** Start **
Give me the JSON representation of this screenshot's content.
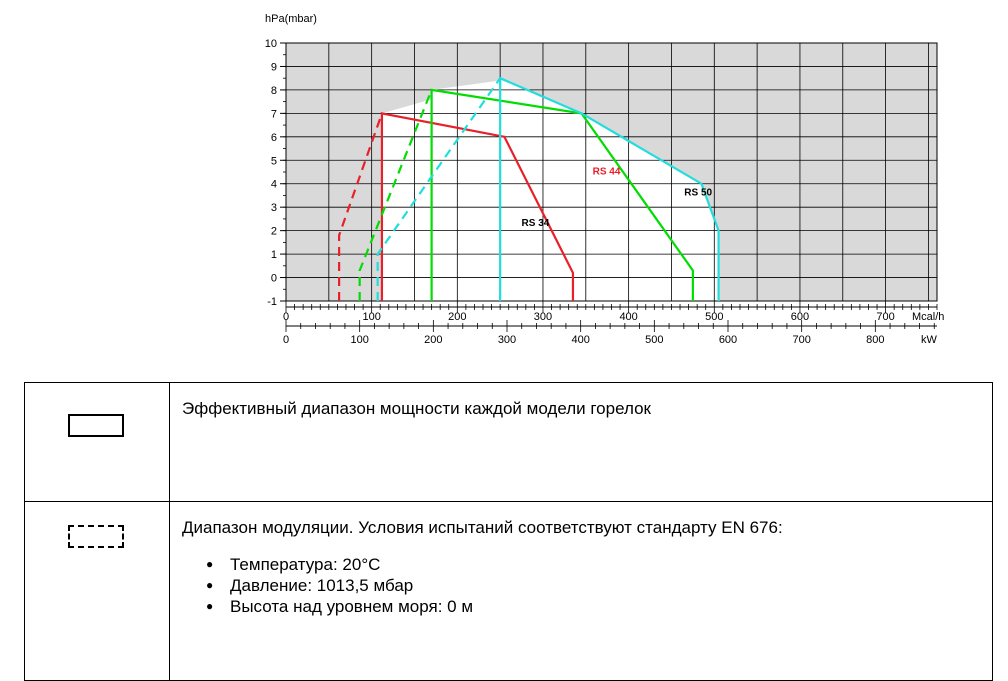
{
  "chart_data": {
    "type": "line",
    "ylabel": "hPa(mbar)",
    "x_unit_top": "Mcal/h",
    "x_unit_bottom": "kW",
    "ylim": [
      -1,
      10
    ],
    "yticks": [
      "-1",
      "0",
      "1",
      "2",
      "3",
      "4",
      "5",
      "6",
      "7",
      "8",
      "9",
      "10"
    ],
    "xlim_mcal": [
      0,
      760
    ],
    "xticks_mcal": [
      "0",
      "100",
      "200",
      "300",
      "400",
      "500",
      "600",
      "700"
    ],
    "xlim_kw": [
      0,
      883.7
    ],
    "xticks_kw": [
      "0",
      "100",
      "200",
      "300",
      "400",
      "500",
      "600",
      "700",
      "800"
    ],
    "grid": true,
    "series": [
      {
        "name": "RS 34",
        "color": "#e8202a",
        "effective_range": [
          [
            112,
            -1
          ],
          [
            112,
            7
          ],
          [
            255,
            6
          ],
          [
            335,
            0.2
          ],
          [
            335,
            -1
          ]
        ],
        "modulation_range": [
          [
            62,
            -1
          ],
          [
            62,
            1.8
          ],
          [
            112,
            7
          ]
        ]
      },
      {
        "name": "RS 44",
        "color": "#00dd00",
        "effective_range": [
          [
            170,
            -1
          ],
          [
            170,
            8
          ],
          [
            345,
            7
          ],
          [
            475,
            0.3
          ],
          [
            475,
            -1
          ]
        ],
        "modulation_range": [
          [
            86,
            -1
          ],
          [
            86,
            0.3
          ],
          [
            170,
            8
          ]
        ]
      },
      {
        "name": "RS 50",
        "color": "#22dddd",
        "effective_range": [
          [
            250,
            -1
          ],
          [
            250,
            8.5
          ],
          [
            345,
            7
          ],
          [
            485,
            4
          ],
          [
            505,
            2
          ],
          [
            505,
            -1
          ]
        ],
        "modulation_range": [
          [
            107,
            -1
          ],
          [
            107,
            1
          ],
          [
            250,
            8.5
          ]
        ]
      }
    ],
    "annotations": [
      {
        "text": "RS 34",
        "x": 275,
        "y": 2.2,
        "color": "#000000"
      },
      {
        "text": "RS 44",
        "x": 358,
        "y": 4.4,
        "color": "#e8202a"
      },
      {
        "text": "RS 50",
        "x": 465,
        "y": 3.5,
        "color": "#000000"
      }
    ],
    "background": {
      "outside_range_fill": "#d9d9d9",
      "inside_range_fill": "#ffffff"
    }
  },
  "legend": {
    "solid_text": "Эффективный диапазон мощности каждой модели горелок",
    "dashed_text": "Диапазон модуляции.  Условия испытаний соответствуют стандарту EN 676:",
    "conditions": [
      "Температура: 20°C",
      "Давление: 1013,5 мбар",
      "Высота над уровнем моря: 0 м"
    ]
  }
}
** End **
• REQUIREMENTS: Quote the listing above in full, except for the pictures.

• SOLVED PROBLEM:
Give me the JSON representation of this screenshot's content.
{
  "chart_data": {
    "type": "line",
    "ylabel": "hPa(mbar)",
    "x_unit_top": "Mcal/h",
    "x_unit_bottom": "kW",
    "ylim": [
      -1,
      10
    ],
    "yticks": [
      "-1",
      "0",
      "1",
      "2",
      "3",
      "4",
      "5",
      "6",
      "7",
      "8",
      "9",
      "10"
    ],
    "xlim_mcal": [
      0,
      760
    ],
    "xticks_mcal": [
      "0",
      "100",
      "200",
      "300",
      "400",
      "500",
      "600",
      "700"
    ],
    "xlim_kw": [
      0,
      883.7
    ],
    "xticks_kw": [
      "0",
      "100",
      "200",
      "300",
      "400",
      "500",
      "600",
      "700",
      "800"
    ],
    "grid": true,
    "series": [
      {
        "name": "RS 34",
        "color": "#e8202a",
        "effective_range": [
          [
            112,
            -1
          ],
          [
            112,
            7
          ],
          [
            255,
            6
          ],
          [
            335,
            0.2
          ],
          [
            335,
            -1
          ]
        ],
        "modulation_range": [
          [
            62,
            -1
          ],
          [
            62,
            1.8
          ],
          [
            112,
            7
          ]
        ]
      },
      {
        "name": "RS 44",
        "color": "#00dd00",
        "effective_range": [
          [
            170,
            -1
          ],
          [
            170,
            8
          ],
          [
            345,
            7
          ],
          [
            475,
            0.3
          ],
          [
            475,
            -1
          ]
        ],
        "modulation_range": [
          [
            86,
            -1
          ],
          [
            86,
            0.3
          ],
          [
            170,
            8
          ]
        ]
      },
      {
        "name": "RS 50",
        "color": "#22dddd",
        "effective_range": [
          [
            250,
            -1
          ],
          [
            250,
            8.5
          ],
          [
            345,
            7
          ],
          [
            485,
            4
          ],
          [
            505,
            2
          ],
          [
            505,
            -1
          ]
        ],
        "modulation_range": [
          [
            107,
            -1
          ],
          [
            107,
            1
          ],
          [
            250,
            8.5
          ]
        ]
      }
    ],
    "annotations": [
      {
        "text": "RS 34",
        "x": 275,
        "y": 2.2,
        "color": "#000000"
      },
      {
        "text": "RS 44",
        "x": 358,
        "y": 4.4,
        "color": "#e8202a"
      },
      {
        "text": "RS 50",
        "x": 465,
        "y": 3.5,
        "color": "#000000"
      }
    ],
    "background": {
      "outside_range_fill": "#d9d9d9",
      "inside_range_fill": "#ffffff"
    }
  },
  "legend": {
    "solid_text": "Эффективный диапазон мощности каждой модели горелок",
    "dashed_text": "Диапазон модуляции.  Условия испытаний соответствуют стандарту EN 676:",
    "conditions": [
      "Температура: 20°C",
      "Давление: 1013,5 мбар",
      "Высота над уровнем моря: 0 м"
    ]
  }
}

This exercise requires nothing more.